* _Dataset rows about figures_
******

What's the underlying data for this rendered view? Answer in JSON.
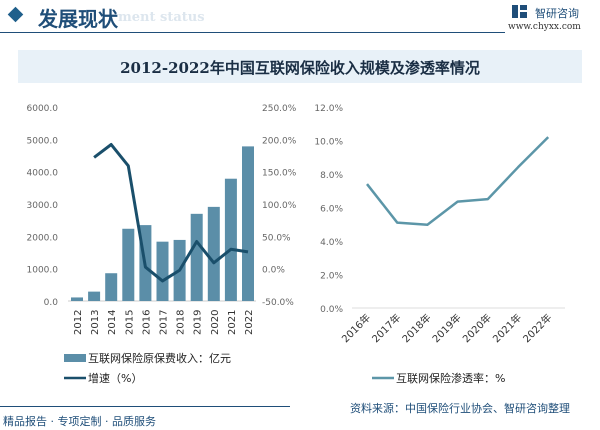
{
  "header": {
    "title": "发展现状",
    "subtitle": "ment status",
    "logo_name": "智研咨询",
    "logo_url": "www.chyxx.com"
  },
  "figure_title": "2012-2022年中国互联网保险收入规模及渗透率情况",
  "colors": {
    "bar": "#5b8ea8",
    "growth_line": "#1a4f6b",
    "penetration_line": "#5c96a8",
    "accent": "#1f4e79"
  },
  "chart_data": [
    {
      "type": "bar",
      "categories": [
        "2012",
        "2013",
        "2014",
        "2015",
        "2016",
        "2017",
        "2018",
        "2019",
        "2020",
        "2021",
        "2022"
      ],
      "series": [
        {
          "name": "互联网保险原保费收入：亿元",
          "type": "bar",
          "axis": "left",
          "values": [
            110,
            290,
            859,
            2234,
            2347,
            1835,
            1889,
            2696,
            2911,
            3782,
            4782
          ]
        },
        {
          "name": "增速（%）",
          "type": "line",
          "axis": "right",
          "values": [
            null,
            172,
            192,
            159,
            2.5,
            -19,
            -2.5,
            42,
            9,
            30,
            26
          ]
        }
      ],
      "yticks_left": [
        "0.0",
        "1000.0",
        "2000.0",
        "3000.0",
        "4000.0",
        "5000.0",
        "6000.0"
      ],
      "ylim_left": [
        0,
        6000
      ],
      "yticks_right": [
        "-50.0%",
        "0.0%",
        "50.0%",
        "100.0%",
        "150.0%",
        "200.0%",
        "250.0%"
      ],
      "ylim_right": [
        -50,
        250
      ],
      "grid": false,
      "legend": "bottom"
    },
    {
      "type": "line",
      "categories": [
        "2016年",
        "2017年",
        "2018年",
        "2019年",
        "2020年",
        "2021年",
        "2022年"
      ],
      "series": [
        {
          "name": "互联网保险渗透率：%",
          "values": [
            7.4,
            5.1,
            4.97,
            6.35,
            6.5,
            8.4,
            10.2
          ]
        }
      ],
      "yticks": [
        "0.0%",
        "2.0%",
        "4.0%",
        "6.0%",
        "8.0%",
        "10.0%",
        "12.0%"
      ],
      "ylim": [
        0,
        12
      ],
      "grid": false,
      "legend": "bottom"
    }
  ],
  "footer": {
    "tagline": "精品报告 · 专项定制 · 品质服务",
    "source": "资料来源：中国保险行业协会、智研咨询整理"
  }
}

******

* _Task details_
Transcribe each entry precisely as given, leaving the pictures out.

* _Right answer_
What's the underlying data for this rendered view? Answer in JSON.
{
  "header": {
    "title": "发展现状",
    "subtitle": "ment status",
    "logo_name": "智研咨询",
    "logo_url": "www.chyxx.com"
  },
  "figure_title": "2012-2022年中国互联网保险收入规模及渗透率情况",
  "colors": {
    "bar": "#5b8ea8",
    "growth_line": "#1a4f6b",
    "penetration_line": "#5c96a8",
    "accent": "#1f4e79"
  },
  "chart_data": [
    {
      "type": "bar",
      "categories": [
        "2012",
        "2013",
        "2014",
        "2015",
        "2016",
        "2017",
        "2018",
        "2019",
        "2020",
        "2021",
        "2022"
      ],
      "series": [
        {
          "name": "互联网保险原保费收入：亿元",
          "type": "bar",
          "axis": "left",
          "values": [
            110,
            290,
            859,
            2234,
            2347,
            1835,
            1889,
            2696,
            2911,
            3782,
            4782
          ]
        },
        {
          "name": "增速（%）",
          "type": "line",
          "axis": "right",
          "values": [
            null,
            172,
            192,
            159,
            2.5,
            -19,
            -2.5,
            42,
            9,
            30,
            26
          ]
        }
      ],
      "yticks_left": [
        "0.0",
        "1000.0",
        "2000.0",
        "3000.0",
        "4000.0",
        "5000.0",
        "6000.0"
      ],
      "ylim_left": [
        0,
        6000
      ],
      "yticks_right": [
        "-50.0%",
        "0.0%",
        "50.0%",
        "100.0%",
        "150.0%",
        "200.0%",
        "250.0%"
      ],
      "ylim_right": [
        -50,
        250
      ],
      "grid": false,
      "legend": "bottom"
    },
    {
      "type": "line",
      "categories": [
        "2016年",
        "2017年",
        "2018年",
        "2019年",
        "2020年",
        "2021年",
        "2022年"
      ],
      "series": [
        {
          "name": "互联网保险渗透率：%",
          "values": [
            7.4,
            5.1,
            4.97,
            6.35,
            6.5,
            8.4,
            10.2
          ]
        }
      ],
      "yticks": [
        "0.0%",
        "2.0%",
        "4.0%",
        "6.0%",
        "8.0%",
        "10.0%",
        "12.0%"
      ],
      "ylim": [
        0,
        12
      ],
      "grid": false,
      "legend": "bottom"
    }
  ],
  "footer": {
    "tagline": "精品报告 · 专项定制 · 品质服务",
    "source": "资料来源：中国保险行业协会、智研咨询整理"
  }
}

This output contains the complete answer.